-- Task to carry out --
Print all the entries verbatim.

-- Information provided --

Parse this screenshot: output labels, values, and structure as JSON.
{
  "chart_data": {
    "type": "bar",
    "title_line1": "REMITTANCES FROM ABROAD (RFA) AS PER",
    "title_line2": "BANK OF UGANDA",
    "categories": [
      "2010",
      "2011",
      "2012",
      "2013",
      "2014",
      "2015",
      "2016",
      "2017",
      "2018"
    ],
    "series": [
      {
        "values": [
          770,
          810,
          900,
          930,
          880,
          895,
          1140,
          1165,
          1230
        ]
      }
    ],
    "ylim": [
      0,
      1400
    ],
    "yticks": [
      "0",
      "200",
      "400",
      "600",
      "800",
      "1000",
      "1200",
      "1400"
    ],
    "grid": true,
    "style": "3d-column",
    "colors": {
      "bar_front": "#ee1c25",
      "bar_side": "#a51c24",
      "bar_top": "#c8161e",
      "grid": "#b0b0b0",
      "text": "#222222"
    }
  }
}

-- Task result --
Parse this screenshot: output labels, values, and structure as JSON.
{
  "chart_data": {
    "type": "bar",
    "title_line1": "REMITTANCES FROM ABROAD (RFA) AS PER",
    "title_line2": "BANK OF UGANDA",
    "categories": [
      "2010",
      "2011",
      "2012",
      "2013",
      "2014",
      "2015",
      "2016",
      "2017",
      "2018"
    ],
    "series": [
      {
        "values": [
          770,
          810,
          900,
          930,
          880,
          895,
          1140,
          1165,
          1230
        ]
      }
    ],
    "ylim": [
      0,
      1400
    ],
    "yticks": [
      "0",
      "200",
      "400",
      "600",
      "800",
      "1000",
      "1200",
      "1400"
    ],
    "grid": true,
    "style": "3d-column",
    "colors": {
      "bar_front": "#ee1c25",
      "bar_side": "#a51c24",
      "bar_top": "#c8161e",
      "grid": "#b0b0b0",
      "text": "#222222"
    }
  }
}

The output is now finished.